### Gezeigter Textauszug
Auch wenn die zahlreichen Garküchen mit noch so leckeren Düften locken, zum Glück weiß der erfahrene Bangkok-Urlauber, wo er die besten Lukullitäten zu vernünftigen Preisen in schönster Atmosphäre genießen kann. Das Ban Chiang, ein kleines, altes, liebevoll hergerichtetes Holzhaus im Kolonialstil, und das Harmonique, ebenfalls ein altes Häuschen mit romantischem Innenhof, liegen beide nur einen Steinwurf weit vom Hotel entfernt. Wobei ich mich im Zweifelsfall immer wieder fürs Ban Chiang, das in einer sehr dunklen Gasse hinter dem Crowne Plaza liegt, entscheiden würde …

Angkor, Siem Reap

Pauschalreisen haben einen entscheidenden Nachteil: Als Herdentier wird man ständig gehetzt. Wir müssen am nächsten Tag schon um kurz nach Mitternacht aufstehen, weil der Shuttle uns um 5 Uhr abholt, damit wir auch sicher den Flieger um 8 Uhr nach Siem Reap, Kambodscha, erreichen. Dass man dann zweieinhalb Stunden am Flughafen chillt, was solls. Dafür begrüßt einen der winzige Flughafen in Kambodscha, ein für Länder mit diktatorischer Vergangenheit typischer, hingeklatschter Betonklotz, mit einem charmanten Fußbodenmuster aus lauter zerquetschten Kakerlaken.

### Angezeigte Informationen
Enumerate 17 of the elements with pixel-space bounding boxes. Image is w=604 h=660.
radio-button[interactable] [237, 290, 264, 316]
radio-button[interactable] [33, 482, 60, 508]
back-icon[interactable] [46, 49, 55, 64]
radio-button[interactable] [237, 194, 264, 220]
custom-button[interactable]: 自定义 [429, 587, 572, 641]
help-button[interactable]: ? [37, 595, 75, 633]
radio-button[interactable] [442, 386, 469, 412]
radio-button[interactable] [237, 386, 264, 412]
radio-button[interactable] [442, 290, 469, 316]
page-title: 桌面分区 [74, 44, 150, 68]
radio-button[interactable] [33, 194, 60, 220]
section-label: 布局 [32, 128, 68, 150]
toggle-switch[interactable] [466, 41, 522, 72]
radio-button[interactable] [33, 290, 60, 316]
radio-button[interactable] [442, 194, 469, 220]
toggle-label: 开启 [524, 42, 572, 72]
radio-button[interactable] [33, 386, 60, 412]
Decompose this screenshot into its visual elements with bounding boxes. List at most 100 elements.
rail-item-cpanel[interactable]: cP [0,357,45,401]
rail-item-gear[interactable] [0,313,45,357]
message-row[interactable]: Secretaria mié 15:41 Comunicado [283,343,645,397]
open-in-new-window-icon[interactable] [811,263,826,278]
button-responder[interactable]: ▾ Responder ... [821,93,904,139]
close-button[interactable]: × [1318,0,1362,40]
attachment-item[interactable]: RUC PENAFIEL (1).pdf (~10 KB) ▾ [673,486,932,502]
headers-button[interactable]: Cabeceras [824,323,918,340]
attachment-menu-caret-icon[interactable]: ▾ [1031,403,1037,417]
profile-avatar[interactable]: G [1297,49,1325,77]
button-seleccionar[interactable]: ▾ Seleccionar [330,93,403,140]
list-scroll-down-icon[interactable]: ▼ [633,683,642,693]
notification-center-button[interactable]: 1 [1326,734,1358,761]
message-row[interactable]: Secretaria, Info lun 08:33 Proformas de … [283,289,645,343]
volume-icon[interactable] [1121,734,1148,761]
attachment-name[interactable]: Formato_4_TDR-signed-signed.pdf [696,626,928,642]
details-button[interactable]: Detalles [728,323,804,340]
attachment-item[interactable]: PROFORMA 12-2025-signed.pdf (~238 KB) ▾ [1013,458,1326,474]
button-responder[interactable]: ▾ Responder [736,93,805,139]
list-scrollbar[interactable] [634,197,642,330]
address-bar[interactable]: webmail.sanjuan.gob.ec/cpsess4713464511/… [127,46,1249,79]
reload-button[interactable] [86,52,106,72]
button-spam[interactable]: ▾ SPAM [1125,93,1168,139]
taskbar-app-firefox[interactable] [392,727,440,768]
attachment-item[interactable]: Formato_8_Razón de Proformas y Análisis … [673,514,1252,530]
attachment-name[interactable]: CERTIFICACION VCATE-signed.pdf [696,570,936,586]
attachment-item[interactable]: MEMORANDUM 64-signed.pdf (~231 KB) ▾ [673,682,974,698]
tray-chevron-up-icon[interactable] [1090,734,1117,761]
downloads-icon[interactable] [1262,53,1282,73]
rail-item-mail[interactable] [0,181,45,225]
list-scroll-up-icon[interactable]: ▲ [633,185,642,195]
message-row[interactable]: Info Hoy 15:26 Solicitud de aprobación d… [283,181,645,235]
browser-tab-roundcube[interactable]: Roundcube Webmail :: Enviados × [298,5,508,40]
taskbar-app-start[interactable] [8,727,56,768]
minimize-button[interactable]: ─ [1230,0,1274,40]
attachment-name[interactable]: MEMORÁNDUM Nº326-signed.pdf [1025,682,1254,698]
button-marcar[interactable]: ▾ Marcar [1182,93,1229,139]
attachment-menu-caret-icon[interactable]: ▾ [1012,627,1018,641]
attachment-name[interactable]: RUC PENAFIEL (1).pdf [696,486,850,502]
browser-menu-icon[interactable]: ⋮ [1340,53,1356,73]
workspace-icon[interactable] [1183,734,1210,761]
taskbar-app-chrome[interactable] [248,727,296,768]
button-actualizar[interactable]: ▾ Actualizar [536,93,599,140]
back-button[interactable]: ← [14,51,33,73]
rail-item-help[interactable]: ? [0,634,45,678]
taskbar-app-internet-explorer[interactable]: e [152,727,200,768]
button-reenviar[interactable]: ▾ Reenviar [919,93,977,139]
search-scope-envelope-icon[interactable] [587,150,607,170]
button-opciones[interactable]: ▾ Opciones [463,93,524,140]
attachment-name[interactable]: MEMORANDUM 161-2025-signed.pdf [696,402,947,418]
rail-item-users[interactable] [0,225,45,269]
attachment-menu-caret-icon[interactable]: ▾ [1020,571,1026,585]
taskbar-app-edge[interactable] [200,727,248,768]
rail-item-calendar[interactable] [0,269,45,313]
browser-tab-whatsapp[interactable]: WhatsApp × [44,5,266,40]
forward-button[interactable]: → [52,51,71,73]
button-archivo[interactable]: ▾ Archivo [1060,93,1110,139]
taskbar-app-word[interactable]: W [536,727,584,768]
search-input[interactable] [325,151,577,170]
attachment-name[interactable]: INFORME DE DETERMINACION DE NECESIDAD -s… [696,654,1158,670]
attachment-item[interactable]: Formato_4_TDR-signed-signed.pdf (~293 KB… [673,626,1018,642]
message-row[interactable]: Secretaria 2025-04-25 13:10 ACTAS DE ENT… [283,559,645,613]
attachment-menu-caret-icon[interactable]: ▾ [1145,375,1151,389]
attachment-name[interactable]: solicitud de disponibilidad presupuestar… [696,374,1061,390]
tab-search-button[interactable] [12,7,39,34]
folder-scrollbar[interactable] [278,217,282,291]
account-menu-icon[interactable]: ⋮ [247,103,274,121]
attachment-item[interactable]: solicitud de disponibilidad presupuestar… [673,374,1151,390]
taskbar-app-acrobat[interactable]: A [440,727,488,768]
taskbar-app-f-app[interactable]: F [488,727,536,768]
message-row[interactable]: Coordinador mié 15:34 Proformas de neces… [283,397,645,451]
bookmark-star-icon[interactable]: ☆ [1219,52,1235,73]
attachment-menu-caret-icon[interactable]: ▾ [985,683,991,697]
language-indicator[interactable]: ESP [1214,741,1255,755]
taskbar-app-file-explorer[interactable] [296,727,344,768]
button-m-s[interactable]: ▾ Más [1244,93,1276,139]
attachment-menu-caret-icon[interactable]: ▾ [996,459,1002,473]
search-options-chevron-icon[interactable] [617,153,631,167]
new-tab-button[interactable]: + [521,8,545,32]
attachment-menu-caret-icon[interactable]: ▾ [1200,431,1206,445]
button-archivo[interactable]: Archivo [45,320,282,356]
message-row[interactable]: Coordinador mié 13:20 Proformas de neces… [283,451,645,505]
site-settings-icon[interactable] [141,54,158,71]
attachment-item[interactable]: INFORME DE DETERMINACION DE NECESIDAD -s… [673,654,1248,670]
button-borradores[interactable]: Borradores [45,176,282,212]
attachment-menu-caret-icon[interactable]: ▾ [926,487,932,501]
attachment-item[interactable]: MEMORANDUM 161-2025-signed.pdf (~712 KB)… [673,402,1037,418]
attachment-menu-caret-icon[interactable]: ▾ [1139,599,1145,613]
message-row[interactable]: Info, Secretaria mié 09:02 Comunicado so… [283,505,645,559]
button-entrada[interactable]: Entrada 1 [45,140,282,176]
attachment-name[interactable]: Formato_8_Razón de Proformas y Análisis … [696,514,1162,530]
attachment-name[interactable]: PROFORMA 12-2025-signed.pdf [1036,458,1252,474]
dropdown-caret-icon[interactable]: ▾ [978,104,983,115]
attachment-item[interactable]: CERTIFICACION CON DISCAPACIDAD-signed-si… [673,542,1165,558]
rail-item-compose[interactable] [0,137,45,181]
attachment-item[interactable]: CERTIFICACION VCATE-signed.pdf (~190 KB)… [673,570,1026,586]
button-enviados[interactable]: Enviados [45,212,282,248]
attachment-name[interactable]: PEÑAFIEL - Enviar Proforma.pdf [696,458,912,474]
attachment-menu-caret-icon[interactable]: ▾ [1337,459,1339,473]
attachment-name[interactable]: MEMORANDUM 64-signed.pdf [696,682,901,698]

### Ziel 1
Zähle alle Orts- und Ländernamen auf, die im Textauszug vorkommen.
### Ziel 2
Gib die Stelle im Textauszug von „Pauschalreisen haben einen“ bis „lauter zerquetschten Kakerlaken.“ wortgetreu wieder.
Die Datensätze stehen in keinem Zusammenhang mit dem Textauszug.

### Ergebnis 1
Bangkok, Angkor, Siem Reap, Kambodscha

### Ergebnis 2
Pauschalreisen haben einen entscheidenden Nachteil: Als Herdentier wird man ständig gehetzt. Wir müssen am nächsten Tag schon um kurz nach Mitternacht aufstehen, weil der Shuttle uns um 5 Uhr abholt, damit wir auch sicher den Flieger um 8 Uhr nach Siem Reap, Kambodscha, erreichen. Dass man dann zweieinhalb Stunden am Flughafen chillt, was solls. Dafür begrüßt einen der winzige Flughafen in Kambodscha, ein für Länder mit diktatorischer Vergangenheit typischer, hingeklatschter Betonklotz, mit einem charmanten Fußbodenmuster aus lauter zerquetschten Kakerlaken.